··· Document excerpt
Pleșcuța (Peleskefalva), a commune in Arad County, Romania, is situated in the Hălmagiu Basin, at the foot
of Codru-Moma Mountains and Metaliferi Mountains, along the upper course of the Crișul Alb River. It is connected with the Gurahonț Basin by the epigenetic defile of the Crișul Alb existing between Pleșcuța and Gurahonț. The commune stretches over 7000 hectares and is composed of seven villages: Aciuța (Acsuca), Budești (Bugyfalva), Dumbrava (Körösdombró), Gura Văii (Vojkaháza), Pleșcuța (situated at 116 km from Arad), Rostoci (Rosztócs) and Tălagiu (Talács).

==Population==
According to the last census the population of the commune counts 1498 inhabitants, out of which 96.0% are Romanians, 3.9% Roma and 0.1% are of other or undeclared nationalities.
······
Condense the paragraph of the text on Pleșcuța that begins "Pleșcuța (Peleskefalva), a commune" into a bulleted list of its main facts.
··· Dataset records
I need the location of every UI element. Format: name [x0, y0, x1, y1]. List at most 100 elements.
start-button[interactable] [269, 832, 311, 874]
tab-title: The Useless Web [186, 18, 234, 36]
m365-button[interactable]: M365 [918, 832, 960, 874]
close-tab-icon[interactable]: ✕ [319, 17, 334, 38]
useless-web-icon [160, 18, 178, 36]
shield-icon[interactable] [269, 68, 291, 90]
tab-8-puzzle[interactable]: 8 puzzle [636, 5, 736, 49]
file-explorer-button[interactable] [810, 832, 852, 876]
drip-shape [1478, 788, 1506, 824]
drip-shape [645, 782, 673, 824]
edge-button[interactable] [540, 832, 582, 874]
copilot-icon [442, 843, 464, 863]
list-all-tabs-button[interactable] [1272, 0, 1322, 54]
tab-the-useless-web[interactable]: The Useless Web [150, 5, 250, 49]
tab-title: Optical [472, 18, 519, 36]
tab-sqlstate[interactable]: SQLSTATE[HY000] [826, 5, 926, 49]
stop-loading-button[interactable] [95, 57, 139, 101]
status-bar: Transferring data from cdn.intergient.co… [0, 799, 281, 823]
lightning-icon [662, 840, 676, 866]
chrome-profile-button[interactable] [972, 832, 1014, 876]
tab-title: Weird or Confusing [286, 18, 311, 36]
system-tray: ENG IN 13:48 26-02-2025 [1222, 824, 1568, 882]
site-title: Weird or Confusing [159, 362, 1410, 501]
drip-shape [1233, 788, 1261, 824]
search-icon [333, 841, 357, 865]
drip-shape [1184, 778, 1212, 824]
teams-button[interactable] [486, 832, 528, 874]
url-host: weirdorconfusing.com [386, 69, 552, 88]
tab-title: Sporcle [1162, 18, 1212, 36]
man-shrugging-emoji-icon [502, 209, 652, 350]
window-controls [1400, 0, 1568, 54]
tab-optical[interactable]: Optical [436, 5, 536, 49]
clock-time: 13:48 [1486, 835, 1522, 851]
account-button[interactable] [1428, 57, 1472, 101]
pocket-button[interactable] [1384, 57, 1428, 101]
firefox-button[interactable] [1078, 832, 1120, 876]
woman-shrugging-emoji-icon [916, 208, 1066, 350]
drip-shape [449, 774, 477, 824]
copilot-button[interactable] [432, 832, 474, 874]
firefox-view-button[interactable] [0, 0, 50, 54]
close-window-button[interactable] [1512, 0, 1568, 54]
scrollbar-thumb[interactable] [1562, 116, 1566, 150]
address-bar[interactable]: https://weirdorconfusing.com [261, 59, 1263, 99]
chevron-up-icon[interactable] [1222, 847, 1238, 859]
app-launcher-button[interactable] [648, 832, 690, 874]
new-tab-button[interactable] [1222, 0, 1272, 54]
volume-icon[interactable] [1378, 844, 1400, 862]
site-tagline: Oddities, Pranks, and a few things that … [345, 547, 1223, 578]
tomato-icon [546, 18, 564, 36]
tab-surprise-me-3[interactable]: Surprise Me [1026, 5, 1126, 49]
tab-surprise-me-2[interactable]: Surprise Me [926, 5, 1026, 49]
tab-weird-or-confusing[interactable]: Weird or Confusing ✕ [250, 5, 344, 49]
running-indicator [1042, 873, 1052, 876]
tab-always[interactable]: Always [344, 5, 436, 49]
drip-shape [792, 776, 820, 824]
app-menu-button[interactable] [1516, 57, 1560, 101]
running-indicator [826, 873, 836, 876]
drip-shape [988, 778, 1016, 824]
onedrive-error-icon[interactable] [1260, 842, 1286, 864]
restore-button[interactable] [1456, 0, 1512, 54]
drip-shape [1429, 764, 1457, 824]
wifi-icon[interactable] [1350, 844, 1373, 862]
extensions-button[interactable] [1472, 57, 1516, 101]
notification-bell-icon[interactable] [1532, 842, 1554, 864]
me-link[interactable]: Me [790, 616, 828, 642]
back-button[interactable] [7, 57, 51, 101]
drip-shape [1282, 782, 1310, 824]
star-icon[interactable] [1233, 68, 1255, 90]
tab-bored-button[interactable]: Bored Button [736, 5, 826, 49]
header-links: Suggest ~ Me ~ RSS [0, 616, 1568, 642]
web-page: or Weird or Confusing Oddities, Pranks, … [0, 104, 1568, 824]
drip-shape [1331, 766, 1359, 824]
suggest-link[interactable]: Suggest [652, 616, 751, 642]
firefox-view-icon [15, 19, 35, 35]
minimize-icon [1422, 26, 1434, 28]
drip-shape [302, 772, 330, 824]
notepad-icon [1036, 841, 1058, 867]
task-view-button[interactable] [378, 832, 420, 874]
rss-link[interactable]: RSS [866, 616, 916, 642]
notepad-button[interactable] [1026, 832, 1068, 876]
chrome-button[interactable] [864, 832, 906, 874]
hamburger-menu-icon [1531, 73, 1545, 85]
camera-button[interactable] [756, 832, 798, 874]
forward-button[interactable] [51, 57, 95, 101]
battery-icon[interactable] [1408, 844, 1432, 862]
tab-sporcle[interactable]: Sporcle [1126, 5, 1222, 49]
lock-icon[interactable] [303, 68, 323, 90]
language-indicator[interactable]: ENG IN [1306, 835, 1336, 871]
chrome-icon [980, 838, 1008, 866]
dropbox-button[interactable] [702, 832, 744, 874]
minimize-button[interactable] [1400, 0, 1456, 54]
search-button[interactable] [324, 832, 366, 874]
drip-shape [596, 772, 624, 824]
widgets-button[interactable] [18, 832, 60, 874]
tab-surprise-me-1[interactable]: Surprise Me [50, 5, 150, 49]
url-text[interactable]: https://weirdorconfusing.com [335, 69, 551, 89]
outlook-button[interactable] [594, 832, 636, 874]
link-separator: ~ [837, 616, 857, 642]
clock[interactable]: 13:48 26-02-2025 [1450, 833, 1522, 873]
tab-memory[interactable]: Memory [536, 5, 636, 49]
······
Response:
- Commune in Arad County, Romania, in the Hălmagiu Basin
- Lies at the foot of the Codru-Moma and Metaliferi Mountains, along the upper course of the Crișul Alb River
- Connected with the Gurahonț Basin by the epigenetic defile of the Crișul Alb between Pleșcuța and Gurahonț
- Covers 7000 hectares
- Made up of seven villages: Aciuța, Budești, Dumbrava, Gura Văii, Pleșcuța (116 km from Arad), Rostoci and Tălagiu